Text section:

>>>>

Digester vessel for a continuous digester

Technical area

The present invention concerns a digester vessel for a continuous digester used during the manufacture of cellulose pulp according to the introduction to claim 1.

The prior art

It is conventional when manufacturing these digester vessels that the vessel be classified as a single pressure vessel, and the dimensioning is carried out against the background of the highest permitted pressure and the highest permitted temperature in the digester. The total cost for a typical digester vessel in a digester that can produce 3,000 tonnes of pulp per day is just over SEK 15 million, assuming that the material 2205 is used, with a consumption of material of just over 40 m ³ of steel, a cost of SEK 50 per kg, and that the vessel is classified as one single vessel.

This classification of the digester vessel as one single pressure vessel does not, however, take into consideration the fact that the continuous digester will enclose, once operation has been established, several different treatment zones, each one of which has a different temperature. This means that certain parts of the digester vessel will be overdimensioned. Other temperatures may be established in these zones during start-up and close-down of the continuous digester, if the process is not monitored and adjusted, and this has not been considered with respect to the strength of the digester vessel. The pressure that is established during start-up can, for example, be reduced, and this affects directly the load on the material. Furthermore, these operating conditions are of such short duration relative to the established operating condition of the continuous digester, that they may be permitted as short-duration conditions, and not as design conditions, from the point of view of classification.

The purpose of the invention

A first purpose of the invention is to reduce the cost of the digester vessel, where savings as large as up to 10% of the total cost may be obtained.

<<<<

Data entries:
>>>>

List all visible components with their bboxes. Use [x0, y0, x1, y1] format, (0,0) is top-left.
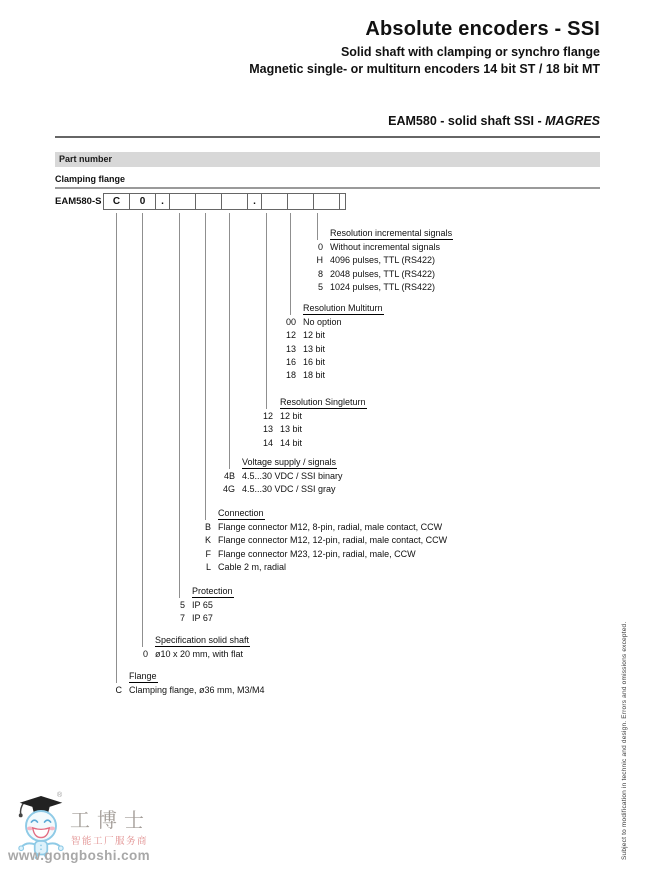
variant-heading: Clamping flange	[55, 174, 126, 184]
option-row	[285, 316, 384, 329]
logo-company-name: 工博士	[70, 808, 151, 832]
part-number-cell	[221, 193, 248, 210]
option-code: 12	[285, 330, 296, 341]
option-label: Flange connector M12, 8-pin, radial, male contact, CCW	[218, 522, 443, 533]
section-title: Voltage supply / signals	[242, 456, 337, 469]
option-row	[317, 268, 453, 281]
option-label: 16 bit	[303, 356, 326, 367]
page-title: Absolute encoders - SSI	[365, 18, 600, 40]
option-label: 1024 pulses, TTL (RS422)	[330, 281, 436, 292]
part-number-cell	[313, 193, 340, 210]
page-subtitle-1: Solid shaft with clamping or synchro flange	[340, 45, 600, 59]
option-label: Flange connector M23, 12-pin, radial, male, CCW	[218, 548, 416, 559]
option-label: Clamping flange, ø36 mm, M3/M4	[129, 685, 265, 696]
option-code: 4B	[223, 471, 235, 482]
tree-line-protection	[179, 213, 180, 598]
part-number-cell: .	[247, 193, 262, 210]
tree-line-incremental	[317, 213, 318, 240]
option-code: 8	[317, 268, 323, 279]
option-row	[262, 437, 367, 450]
option-row	[285, 369, 384, 382]
tree-line-voltage	[229, 213, 230, 469]
part-number-table	[103, 193, 346, 210]
option-label: 12 bit	[303, 330, 326, 341]
tree-line-singleturn	[266, 213, 267, 409]
part-number-cell	[261, 193, 288, 210]
section-protection	[179, 585, 234, 626]
section-title: Resolution Singleturn	[280, 396, 367, 409]
option-code: 7	[179, 613, 185, 624]
section-title: Connection	[218, 507, 265, 520]
variant-rule	[55, 187, 600, 189]
section-solid-shaft	[142, 634, 250, 661]
option-row	[204, 521, 447, 534]
option-code: 13	[285, 343, 296, 354]
section-title: Protection	[192, 585, 234, 598]
option-code: H	[316, 255, 323, 266]
option-code: L	[205, 561, 211, 572]
option-code: 12	[262, 411, 273, 422]
part-number-cell	[169, 193, 196, 210]
option-code: 5	[317, 281, 323, 292]
option-row	[223, 470, 343, 483]
section-title: Resolution Multiturn	[303, 302, 384, 315]
option-row	[142, 648, 250, 661]
option-label: 14 bit	[280, 437, 303, 448]
option-label: 12 bit	[280, 411, 303, 422]
section-voltage-supply	[222, 456, 343, 497]
option-row	[179, 612, 234, 625]
option-code: 18	[285, 370, 296, 381]
option-label: 2048 pulses, TTL (RS422)	[330, 268, 436, 279]
part-number-cell: .	[155, 193, 170, 210]
tree-line-shaft	[142, 213, 143, 647]
option-code: C	[115, 685, 122, 696]
option-code: 13	[262, 424, 273, 435]
section-flange	[115, 670, 265, 697]
option-label: Flange connector M12, 12-pin, radial, male contact, CCW	[218, 535, 448, 546]
section-resolution-incremental	[316, 227, 453, 294]
tree-line-flange	[116, 213, 117, 683]
option-label: Cable 2 m, radial	[218, 561, 287, 572]
option-label: 18 bit	[303, 370, 326, 381]
product-line	[40, 114, 600, 128]
product-line-name: EAM580 - solid shaft SSI -	[388, 114, 546, 128]
section-title: Specification solid shaft	[155, 634, 250, 647]
option-label: 4.5...30 VDC / SSI gray	[242, 484, 336, 495]
option-label: Without incremental signals	[330, 242, 441, 253]
part-number-prefix: EAM580-S	[55, 196, 102, 207]
option-row	[317, 241, 453, 254]
option-code: 16	[285, 356, 296, 367]
part-number-cell: 0	[129, 193, 156, 210]
page-subtitle-2: Magnetic single- or multiturn encoders 14 bit ST / 18 bit MT	[249, 62, 600, 76]
option-code: 0	[142, 649, 148, 660]
option-label: 4.5...30 VDC / SSI binary	[242, 471, 343, 482]
side-note: Subject to modification in technic and design. Errors and omissions excepted.	[621, 621, 628, 860]
section-title: Flange	[129, 670, 158, 683]
option-label: IP 67	[192, 613, 213, 624]
product-line-brand: MAGRES	[545, 114, 600, 128]
option-label: No option	[303, 317, 342, 328]
logo-tagline: 智能工厂服务商	[71, 836, 149, 847]
option-code: F	[205, 548, 211, 559]
option-code: 4G	[222, 484, 235, 495]
option-row	[285, 356, 384, 369]
option-code: 14	[262, 437, 273, 448]
section-connection	[204, 507, 448, 574]
tree-line-connection	[205, 213, 206, 520]
option-code: B	[204, 522, 211, 533]
option-row	[317, 281, 453, 294]
option-row	[204, 534, 448, 547]
option-label: ø10 x 20 mm, with flat	[155, 649, 244, 660]
option-row	[285, 343, 384, 356]
option-row	[285, 329, 384, 342]
logo-url: www.gongboshi.com	[8, 848, 151, 863]
part-number-cell	[195, 193, 222, 210]
section-title: Resolution incremental signals	[330, 227, 453, 240]
option-label: 13 bit	[303, 343, 326, 354]
option-row	[262, 423, 367, 436]
option-code: K	[204, 535, 211, 546]
option-code: 00	[285, 317, 296, 328]
option-label: 4096 pulses, TTL (RS422)	[330, 255, 436, 266]
header-rule	[55, 136, 600, 138]
option-row	[115, 684, 265, 697]
watermark-logo	[8, 792, 158, 870]
section-resolution-multiturn	[285, 302, 384, 382]
option-label: 13 bit	[280, 424, 303, 435]
option-row	[205, 548, 447, 561]
part-number-cell	[287, 193, 314, 210]
option-row	[262, 410, 367, 423]
option-code: 0	[317, 242, 323, 253]
option-row	[205, 561, 447, 574]
option-row	[179, 599, 234, 612]
option-row	[222, 483, 343, 496]
section-resolution-singleturn	[262, 396, 367, 450]
part-number-cell: C	[103, 193, 130, 210]
registered-mark: ®	[57, 792, 63, 799]
option-row	[316, 254, 453, 267]
part-number-cell	[339, 193, 346, 210]
option-label: IP 65	[192, 600, 213, 611]
option-code: 5	[179, 600, 185, 611]
tree-line-multiturn	[290, 213, 291, 315]
part-number-section-bar: Part number	[55, 152, 600, 167]
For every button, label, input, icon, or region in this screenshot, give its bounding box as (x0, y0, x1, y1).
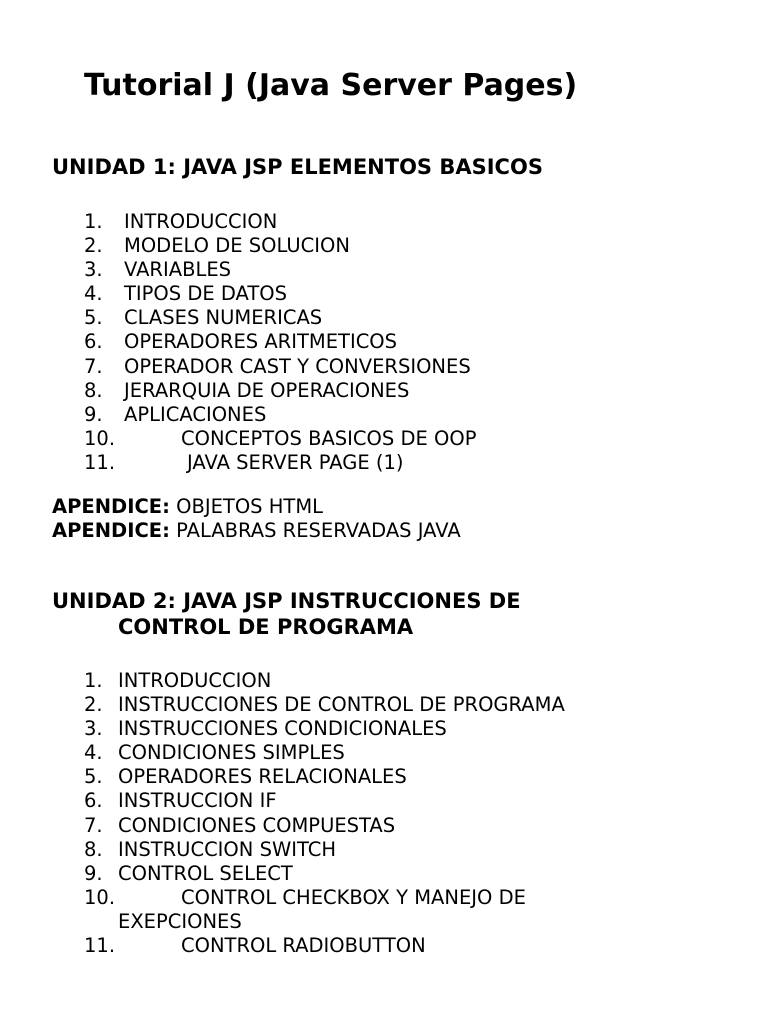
unit-2-heading-line-2: CONTROL DE PROGRAMA (118, 615, 414, 639)
unit-2-heading (52, 588, 521, 640)
toc-item (84, 669, 565, 693)
item-label: OPERADORES ARITMETICOS (124, 330, 398, 354)
toc-item (84, 355, 476, 379)
item-number: 9. (84, 402, 103, 426)
item-label: INTRODUCCION (118, 669, 272, 692)
toc-item (84, 814, 565, 838)
toc-item (84, 934, 565, 958)
item-label: INSTRUCCIONES DE CONTROL DE PROGRAMA (118, 693, 565, 717)
item-label: INSTRUCCIONES CONDICIONALES (118, 717, 447, 741)
item-label: CONTROL CHECKBOX Y MANEJO DE (181, 885, 526, 909)
item-number: 8. (84, 378, 103, 402)
unit-1-toc (84, 210, 476, 475)
toc-item (84, 427, 476, 451)
toc-item (84, 258, 476, 282)
appendix-text: OBJETOS HTML (176, 495, 324, 518)
item-number: 2. (84, 234, 103, 258)
item-number: 1. (84, 669, 103, 692)
item-label: JERARQUIA DE OPERACIONES (124, 378, 410, 402)
item-number: 10. (84, 885, 116, 909)
toc-item (84, 451, 476, 475)
appendix-line (52, 519, 461, 543)
item-number: 5. (84, 765, 103, 789)
item-label: INSTRUCCION IF (118, 789, 277, 813)
toc-item (84, 379, 476, 403)
item-label: APLICACIONES (124, 402, 267, 426)
item-label: MODELO DE SOLUCION (124, 234, 350, 258)
item-number: 2. (84, 693, 103, 717)
item-number: 6. (84, 330, 103, 354)
unit-1-heading: UNIDAD 1: JAVA JSP ELEMENTOS BASICOS (52, 155, 543, 179)
toc-item (84, 234, 476, 258)
toc-item (84, 886, 565, 934)
item-label: CLASES NUMERICAS (124, 306, 323, 330)
item-label: CONTROL SELECT (118, 861, 293, 885)
toc-item (84, 862, 565, 886)
item-number: 10. (84, 426, 116, 450)
unit-2-toc (84, 669, 565, 958)
unit-2-heading-line-1: UNIDAD 2: JAVA JSP INSTRUCCIONES DE (52, 589, 521, 613)
toc-item (84, 693, 565, 717)
appendix-prefix: APENDICE: (52, 495, 170, 518)
item-label: CONCEPTOS BASICOS DE OOP (181, 426, 477, 450)
item-number: 3. (84, 258, 103, 282)
item-number: 8. (84, 837, 103, 861)
toc-item (84, 330, 476, 354)
toc-item (84, 306, 476, 330)
item-label: CONDICIONES SIMPLES (118, 741, 345, 765)
item-number: 3. (84, 717, 103, 741)
item-label: INSTRUCCION SWITCH (118, 837, 337, 861)
toc-item (84, 838, 565, 862)
item-number: 9. (84, 861, 103, 885)
item-label: JAVA SERVER PAGE (1) (187, 450, 404, 474)
item-number: 1. (84, 210, 103, 233)
toc-item (84, 765, 565, 789)
toc-item (84, 282, 476, 306)
item-label: VARIABLES (124, 258, 232, 282)
item-number: 11. (84, 934, 116, 958)
item-label: OPERADOR CAST Y CONVERSIONES (124, 354, 471, 378)
toc-item (84, 789, 565, 813)
item-number: 6. (84, 789, 103, 813)
toc-item (84, 403, 476, 427)
item-label: INTRODUCCION (124, 210, 278, 233)
item-label: OPERADORES RELACIONALES (118, 765, 407, 789)
document-title: Tutorial J (Java Server Pages) (84, 68, 578, 103)
item-number: 11. (84, 450, 116, 474)
toc-item (84, 717, 565, 741)
item-label: CONTROL RADIOBUTTON (181, 934, 426, 958)
item-number: 4. (84, 282, 103, 306)
appendix-text: PALABRAS RESERVADAS JAVA (176, 519, 461, 542)
item-number: 7. (84, 354, 103, 378)
item-number: 5. (84, 306, 103, 330)
toc-item (84, 741, 565, 765)
toc-item (84, 210, 476, 234)
item-label: TIPOS DE DATOS (124, 282, 288, 306)
appendix-prefix: APENDICE: (52, 519, 170, 542)
item-number: 4. (84, 741, 103, 765)
appendix-line (52, 495, 323, 519)
item-label: CONDICIONES COMPUESTAS (118, 813, 396, 837)
item-label-continuation: EXEPCIONES (118, 909, 242, 933)
item-number: 7. (84, 813, 103, 837)
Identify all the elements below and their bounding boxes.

<<<<

Work instructions:
A) According to the digester vessel text, what price per kilogram of steel does the cost estimate assume?
B) Carry on the digester vessel text, picking up after its final sentence.

Task answers:
A) SEK 50 per kg.

B)
A second purpose is to reduce the consumption of material, which is positive from the point of view of efficient use of a limited resource, reducing the lifecycle cost of the digester vessel, and reducing the load on the environment.

The invention will be described in more detail in the following embodiments, presented as examples, of a modern continuous cooking plant of normal size.

Description of drawings

Figure 1 shows in principle a digester vessel for a continuous digester;

Figure 2 shows in detail how two zones are united, and

Figure 3 shows another alternative how two zones are united.

Detailed description of the invention

A typical digester is shown in Figure 1 where it is assumed for purposes of comparison that it is a conventional digester with a capacity of 3,000 tonnes of pulp per day. The digester vessel has an excess pressure of at least 2 bar, the temperatures in the treatment zones of the digester exceed 8O ⁰ C, and the temperatures differ by more than 1O ⁰ C between at least two treatment zones.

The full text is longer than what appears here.